# WRITTEN EXERCISE 1
Rewrite the part of the rows that opens with the line containing "What elements are" and closes with the line containing "nav-item-tienda[interactable]: Tienda bbox=[246, 60, 263, 70]", swapping "feature-title" for "feature-heading" and keeping everything else the same.

-- START EXCERPTED PASSAGE --

Refactoring Tips and Tricks: From 1400 to 300 Lines of Code.
Click the links in the list to jump to the specific tips and tricks and skip the “cutscenes."
- Object Inheritance
- Using High-Level Functions
- Using GIT to Avoid Legacy Commented Code Blocks
- Unnecessarily Specific Functions and Repeated Code
- Make the Most of Your Data Sources
- Conclusion
The Background
This week, I had the privilege of working in a very interesting project: one of our clients received an email stating that the API version of the CRM they were using to process their commercial leads was going to be deprecated starting January 1, 2020. The client reached out to us and asked if we could update the library they were using to connect to the old API so that it worked with the V2 of the API. No big deal, right?
Well, of course, I immediately under budgeted the project and agreed with enthusiasm... but I was not ready to see what was under the hood of the library they were using to connect to the API.
It turns out that all of the scripting and communication to the API was written on not one, but two very legacy-ish Google script projects that resembled the example of how NOT to write maintainable code. (Don’t get me wrong - I never diss on someone else's work and I always try to be supportive and helpful to the developers, but as this was some development agency that was no longer connected to our client anymore. I had a good laugh on their expense.)
So, that’s where my journey in refactoring started. As this was for a client, I won’t be sharing the real code of his app, but I will be translating the issues that I found and their solutions in generic code.
Two Identical Projects?
The first thing I wanted to understand about this projects was simple: why two separate projects? I found that the reason for this was that they had a slightly different way to approach the handling of their leads, depending on the country of origin for the leads. All of the leads were treated the same, with the exception of commercial leads from Argentina, which were treated slightly different in a couple of steps of the processing.
This resulted in almost two identical copies of the same library. In an effort to avoid this, I decided to use object inheritance.
The Power of Object Inheritance
As this client already had a Laravel app already running, I decided to use it to save time on the setup and rewrote the library in PHP. Otherwise, I suppose Python would’ve been nice as well. (What would you have used?)
In order to tackle the problem of having two separate projects, I created one father class for the library with all the functionality and another special class that extended this father class.

-- END EXCERPTED PASSAGE --

# WRITTEN EXERCISE 2
In the refactoring write-up, commercial leads from which country were treated slightly differently from all the others?

-- START DATA FOR PROCESSING --

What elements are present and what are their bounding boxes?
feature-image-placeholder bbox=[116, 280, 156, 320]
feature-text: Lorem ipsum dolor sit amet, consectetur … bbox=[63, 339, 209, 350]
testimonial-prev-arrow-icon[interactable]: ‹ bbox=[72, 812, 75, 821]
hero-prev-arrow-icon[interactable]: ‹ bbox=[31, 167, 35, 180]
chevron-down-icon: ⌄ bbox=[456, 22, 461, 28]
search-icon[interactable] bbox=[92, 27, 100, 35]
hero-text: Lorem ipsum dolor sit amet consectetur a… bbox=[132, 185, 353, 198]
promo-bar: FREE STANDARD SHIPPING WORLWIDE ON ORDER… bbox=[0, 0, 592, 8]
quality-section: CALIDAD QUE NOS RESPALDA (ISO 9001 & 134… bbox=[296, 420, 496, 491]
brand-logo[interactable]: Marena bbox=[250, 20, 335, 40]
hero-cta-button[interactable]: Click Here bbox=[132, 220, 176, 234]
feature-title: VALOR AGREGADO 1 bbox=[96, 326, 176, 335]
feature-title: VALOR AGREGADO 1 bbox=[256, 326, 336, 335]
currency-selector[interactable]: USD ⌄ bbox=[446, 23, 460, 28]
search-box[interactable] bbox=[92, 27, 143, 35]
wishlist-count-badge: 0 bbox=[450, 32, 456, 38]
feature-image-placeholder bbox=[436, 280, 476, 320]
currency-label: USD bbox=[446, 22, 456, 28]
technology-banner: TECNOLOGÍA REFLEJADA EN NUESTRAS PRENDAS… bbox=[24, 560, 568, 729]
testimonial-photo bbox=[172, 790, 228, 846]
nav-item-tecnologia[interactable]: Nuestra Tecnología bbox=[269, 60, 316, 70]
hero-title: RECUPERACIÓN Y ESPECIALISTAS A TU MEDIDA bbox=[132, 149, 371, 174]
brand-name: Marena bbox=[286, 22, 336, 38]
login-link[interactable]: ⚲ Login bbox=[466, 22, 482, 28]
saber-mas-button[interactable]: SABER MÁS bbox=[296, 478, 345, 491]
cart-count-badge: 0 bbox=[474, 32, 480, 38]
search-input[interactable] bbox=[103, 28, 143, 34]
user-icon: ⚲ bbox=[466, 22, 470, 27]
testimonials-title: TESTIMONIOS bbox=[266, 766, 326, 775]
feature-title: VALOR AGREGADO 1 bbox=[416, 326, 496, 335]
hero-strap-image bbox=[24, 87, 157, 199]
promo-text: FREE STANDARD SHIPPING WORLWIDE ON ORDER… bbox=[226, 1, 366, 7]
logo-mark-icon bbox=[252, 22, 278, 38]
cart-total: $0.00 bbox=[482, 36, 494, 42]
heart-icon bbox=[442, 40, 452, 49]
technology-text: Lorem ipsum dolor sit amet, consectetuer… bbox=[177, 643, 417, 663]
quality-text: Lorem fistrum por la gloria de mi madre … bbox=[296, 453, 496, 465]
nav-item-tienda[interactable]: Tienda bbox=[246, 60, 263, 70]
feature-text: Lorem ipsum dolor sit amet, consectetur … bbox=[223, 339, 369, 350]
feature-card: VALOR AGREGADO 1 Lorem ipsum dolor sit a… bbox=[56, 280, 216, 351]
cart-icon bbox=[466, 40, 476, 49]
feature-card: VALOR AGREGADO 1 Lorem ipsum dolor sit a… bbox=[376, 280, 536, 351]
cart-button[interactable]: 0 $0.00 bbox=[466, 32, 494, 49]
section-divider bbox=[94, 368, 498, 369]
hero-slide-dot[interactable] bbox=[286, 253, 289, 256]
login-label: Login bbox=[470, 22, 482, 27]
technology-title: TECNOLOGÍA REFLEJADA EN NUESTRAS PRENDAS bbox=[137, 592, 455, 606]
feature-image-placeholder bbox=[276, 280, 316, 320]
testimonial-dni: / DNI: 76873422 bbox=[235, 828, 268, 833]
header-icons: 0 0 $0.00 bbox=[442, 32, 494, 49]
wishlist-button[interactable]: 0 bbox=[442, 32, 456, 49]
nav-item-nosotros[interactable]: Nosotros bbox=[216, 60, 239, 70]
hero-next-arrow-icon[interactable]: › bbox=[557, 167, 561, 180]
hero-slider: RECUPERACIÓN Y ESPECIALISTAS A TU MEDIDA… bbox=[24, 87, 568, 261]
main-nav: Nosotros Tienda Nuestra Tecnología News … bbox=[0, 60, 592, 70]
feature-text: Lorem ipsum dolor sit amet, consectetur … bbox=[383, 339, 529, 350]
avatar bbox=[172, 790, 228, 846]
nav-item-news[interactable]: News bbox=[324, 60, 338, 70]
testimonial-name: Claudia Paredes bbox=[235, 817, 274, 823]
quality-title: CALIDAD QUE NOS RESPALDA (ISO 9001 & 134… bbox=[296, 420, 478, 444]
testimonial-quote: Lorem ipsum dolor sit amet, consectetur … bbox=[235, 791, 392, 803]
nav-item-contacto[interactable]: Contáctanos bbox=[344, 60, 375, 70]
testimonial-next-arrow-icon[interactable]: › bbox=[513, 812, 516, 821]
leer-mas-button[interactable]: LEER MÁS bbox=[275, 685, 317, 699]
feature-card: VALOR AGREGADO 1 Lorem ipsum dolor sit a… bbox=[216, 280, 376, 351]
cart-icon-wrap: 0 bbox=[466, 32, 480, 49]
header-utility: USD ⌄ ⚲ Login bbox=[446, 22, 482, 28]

-- END DATA FOR PROCESSING --
-- START DATA FOR PROCESSING --

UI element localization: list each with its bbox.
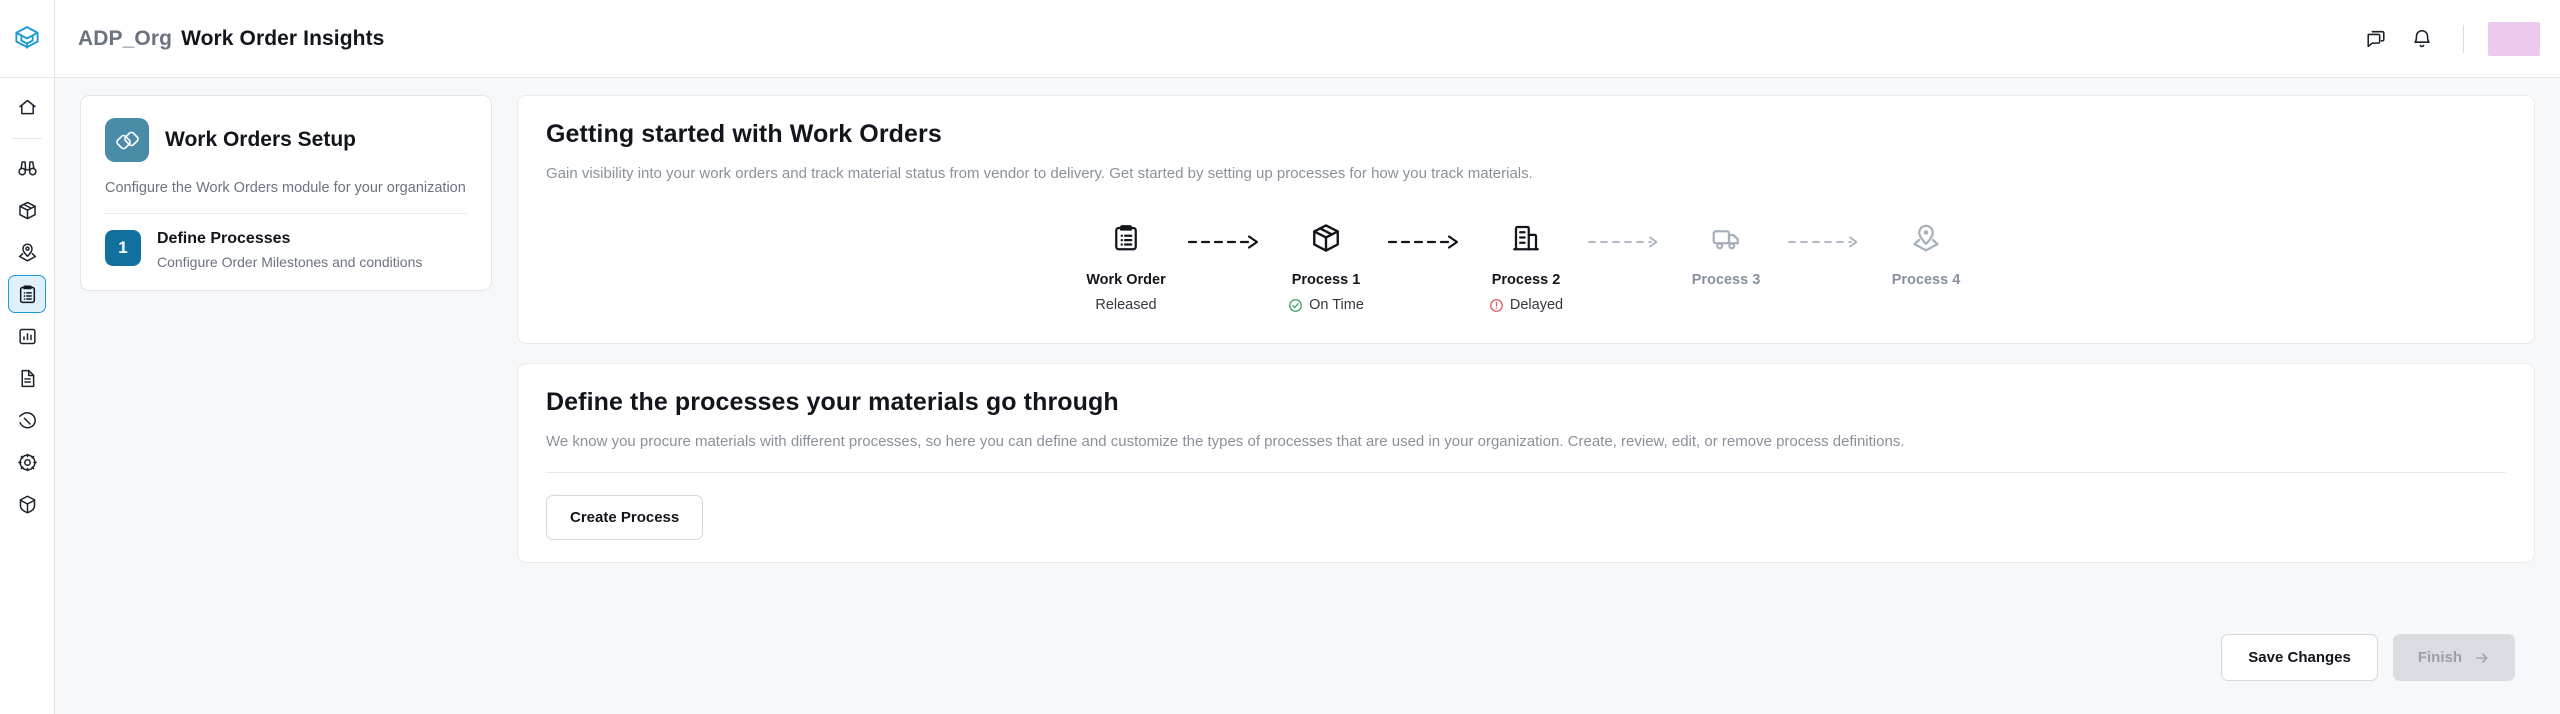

-- END DATA FOR PROCESSING --

# FINAL ANSWER 1
What elements are present and what are their bounding boxes?
feature-image-placeholder bbox=[116, 280, 156, 320]
feature-text: Lorem ipsum dolor sit amet, consectetur … bbox=[63, 339, 209, 350]
testimonial-prev-arrow-icon[interactable]: ‹ bbox=[72, 812, 75, 821]
hero-prev-arrow-icon[interactable]: ‹ bbox=[31, 167, 35, 180]
chevron-down-icon: ⌄ bbox=[456, 22, 461, 28]
search-icon[interactable] bbox=[92, 27, 100, 35]
hero-text: Lorem ipsum dolor sit amet consectetur a… bbox=[132, 185, 353, 198]
promo-bar: FREE STANDARD SHIPPING WORLWIDE ON ORDER… bbox=[0, 0, 592, 8]
quality-section: CALIDAD QUE NOS RESPALDA (ISO 9001 & 134… bbox=[296, 420, 496, 491]
brand-logo[interactable]: Marena bbox=[250, 20, 335, 40]
hero-cta-button[interactable]: Click Here bbox=[132, 220, 176, 234]
feature-heading: VALOR AGREGADO 1 bbox=[96, 326, 176, 335]
feature-heading: VALOR AGREGADO 1 bbox=[256, 326, 336, 335]
currency-selector[interactable]: USD ⌄ bbox=[446, 23, 460, 28]
search-box[interactable] bbox=[92, 27, 143, 35]
wishlist-count-badge: 0 bbox=[450, 32, 456, 38]
feature-image-placeholder bbox=[436, 280, 476, 320]
currency-label: USD bbox=[446, 22, 456, 28]
technology-banner: TECNOLOGÍA REFLEJADA EN NUESTRAS PRENDAS… bbox=[24, 560, 568, 729]
testimonial-photo bbox=[172, 790, 228, 846]
nav-item-tecnologia[interactable]: Nuestra Tecnología bbox=[269, 60, 316, 70]
hero-title: RECUPERACIÓN Y ESPECIALISTAS A TU MEDIDA bbox=[132, 149, 371, 174]
brand-name: Marena bbox=[286, 22, 336, 38]
login-link[interactable]: ⚲ Login bbox=[466, 22, 482, 28]
saber-mas-button[interactable]: SABER MÁS bbox=[296, 478, 345, 491]
cart-count-badge: 0 bbox=[474, 32, 480, 38]
search-input[interactable] bbox=[103, 28, 143, 34]
user-icon: ⚲ bbox=[466, 22, 470, 27]
testimonials-title: TESTIMONIOS bbox=[266, 766, 326, 775]
feature-heading: VALOR AGREGADO 1 bbox=[416, 326, 496, 335]
hero-strap-image bbox=[24, 87, 157, 199]
promo-text: FREE STANDARD SHIPPING WORLWIDE ON ORDER… bbox=[226, 1, 366, 7]
logo-mark-icon bbox=[252, 22, 278, 38]
cart-total: $0.00 bbox=[482, 36, 494, 42]
heart-icon bbox=[442, 40, 452, 49]
technology-text: Lorem ipsum dolor sit amet, consectetuer… bbox=[177, 643, 417, 663]
quality-text: Lorem fistrum por la gloria de mi madre … bbox=[296, 453, 496, 465]
nav-item-tienda[interactable]: Tienda bbox=[246, 60, 263, 70]

# FINAL ANSWER 2
Argentina.